**Short problem**
Repeat the records in full and exactly, omitting pictures.

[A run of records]
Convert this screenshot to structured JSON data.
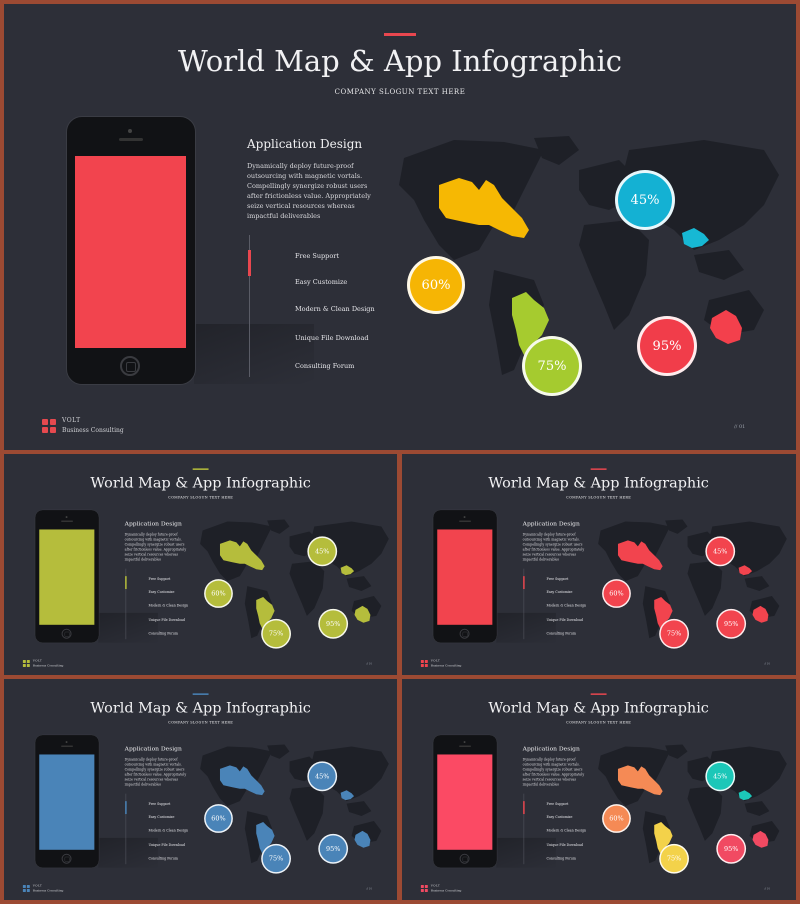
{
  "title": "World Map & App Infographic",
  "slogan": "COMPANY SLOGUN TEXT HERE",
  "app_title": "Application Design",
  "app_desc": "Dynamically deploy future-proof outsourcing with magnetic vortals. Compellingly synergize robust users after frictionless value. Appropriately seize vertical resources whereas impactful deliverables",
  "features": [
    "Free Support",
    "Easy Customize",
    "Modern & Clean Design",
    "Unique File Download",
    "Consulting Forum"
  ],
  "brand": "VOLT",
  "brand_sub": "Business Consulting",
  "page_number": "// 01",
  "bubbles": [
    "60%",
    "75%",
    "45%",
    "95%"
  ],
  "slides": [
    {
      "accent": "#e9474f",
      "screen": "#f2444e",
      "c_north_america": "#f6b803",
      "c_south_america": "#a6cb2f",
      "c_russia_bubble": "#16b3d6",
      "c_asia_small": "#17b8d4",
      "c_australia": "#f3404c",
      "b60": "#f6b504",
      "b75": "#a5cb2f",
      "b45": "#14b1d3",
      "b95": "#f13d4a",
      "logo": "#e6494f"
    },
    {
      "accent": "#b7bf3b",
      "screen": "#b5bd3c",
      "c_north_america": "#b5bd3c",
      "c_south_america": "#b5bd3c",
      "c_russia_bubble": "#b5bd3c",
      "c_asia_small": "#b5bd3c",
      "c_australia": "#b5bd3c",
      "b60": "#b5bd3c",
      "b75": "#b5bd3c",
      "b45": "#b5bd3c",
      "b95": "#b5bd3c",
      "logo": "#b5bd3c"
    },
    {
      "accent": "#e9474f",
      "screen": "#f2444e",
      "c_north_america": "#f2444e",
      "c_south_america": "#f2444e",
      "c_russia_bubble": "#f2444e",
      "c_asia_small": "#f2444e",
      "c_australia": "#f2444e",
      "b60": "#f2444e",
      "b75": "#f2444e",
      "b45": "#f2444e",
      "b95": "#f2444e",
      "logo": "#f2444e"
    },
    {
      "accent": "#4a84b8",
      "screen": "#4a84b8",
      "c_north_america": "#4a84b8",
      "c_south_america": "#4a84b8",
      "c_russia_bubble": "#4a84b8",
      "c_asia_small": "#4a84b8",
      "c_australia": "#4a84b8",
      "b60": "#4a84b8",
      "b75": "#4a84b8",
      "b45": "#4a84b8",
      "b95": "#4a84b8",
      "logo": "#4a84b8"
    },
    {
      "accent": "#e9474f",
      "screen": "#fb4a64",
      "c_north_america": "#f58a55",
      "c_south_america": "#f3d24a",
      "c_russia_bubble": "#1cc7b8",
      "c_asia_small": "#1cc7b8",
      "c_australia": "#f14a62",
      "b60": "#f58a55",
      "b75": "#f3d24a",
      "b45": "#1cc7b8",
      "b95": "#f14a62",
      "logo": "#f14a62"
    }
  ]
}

**Worked solution**
Convert this screenshot to structured JSON data.
{
  "title": "World Map & App Infographic",
  "slogan": "COMPANY SLOGUN TEXT HERE",
  "app_title": "Application Design",
  "app_desc": "Dynamically deploy future-proof outsourcing with magnetic vortals. Compellingly synergize robust users after frictionless value. Appropriately seize vertical resources whereas impactful deliverables",
  "features": [
    "Free Support",
    "Easy Customize",
    "Modern & Clean Design",
    "Unique File Download",
    "Consulting Forum"
  ],
  "brand": "VOLT",
  "brand_sub": "Business Consulting",
  "page_number": "// 01",
  "bubbles": [
    "60%",
    "75%",
    "45%",
    "95%"
  ],
  "slides": [
    {
      "accent": "#e9474f",
      "screen": "#f2444e",
      "c_north_america": "#f6b803",
      "c_south_america": "#a6cb2f",
      "c_russia_bubble": "#16b3d6",
      "c_asia_small": "#17b8d4",
      "c_australia": "#f3404c",
      "b60": "#f6b504",
      "b75": "#a5cb2f",
      "b45": "#14b1d3",
      "b95": "#f13d4a",
      "logo": "#e6494f"
    },
    {
      "accent": "#b7bf3b",
      "screen": "#b5bd3c",
      "c_north_america": "#b5bd3c",
      "c_south_america": "#b5bd3c",
      "c_russia_bubble": "#b5bd3c",
      "c_asia_small": "#b5bd3c",
      "c_australia": "#b5bd3c",
      "b60": "#b5bd3c",
      "b75": "#b5bd3c",
      "b45": "#b5bd3c",
      "b95": "#b5bd3c",
      "logo": "#b5bd3c"
    },
    {
      "accent": "#e9474f",
      "screen": "#f2444e",
      "c_north_america": "#f2444e",
      "c_south_america": "#f2444e",
      "c_russia_bubble": "#f2444e",
      "c_asia_small": "#f2444e",
      "c_australia": "#f2444e",
      "b60": "#f2444e",
      "b75": "#f2444e",
      "b45": "#f2444e",
      "b95": "#f2444e",
      "logo": "#f2444e"
    },
    {
      "accent": "#4a84b8",
      "screen": "#4a84b8",
      "c_north_america": "#4a84b8",
      "c_south_america": "#4a84b8",
      "c_russia_bubble": "#4a84b8",
      "c_asia_small": "#4a84b8",
      "c_australia": "#4a84b8",
      "b60": "#4a84b8",
      "b75": "#4a84b8",
      "b45": "#4a84b8",
      "b95": "#4a84b8",
      "logo": "#4a84b8"
    },
    {
      "accent": "#e9474f",
      "screen": "#fb4a64",
      "c_north_america": "#f58a55",
      "c_south_america": "#f3d24a",
      "c_russia_bubble": "#1cc7b8",
      "c_asia_small": "#1cc7b8",
      "c_australia": "#f14a62",
      "b60": "#f58a55",
      "b75": "#f3d24a",
      "b45": "#1cc7b8",
      "b95": "#f14a62",
      "logo": "#f14a62"
    }
  ]
}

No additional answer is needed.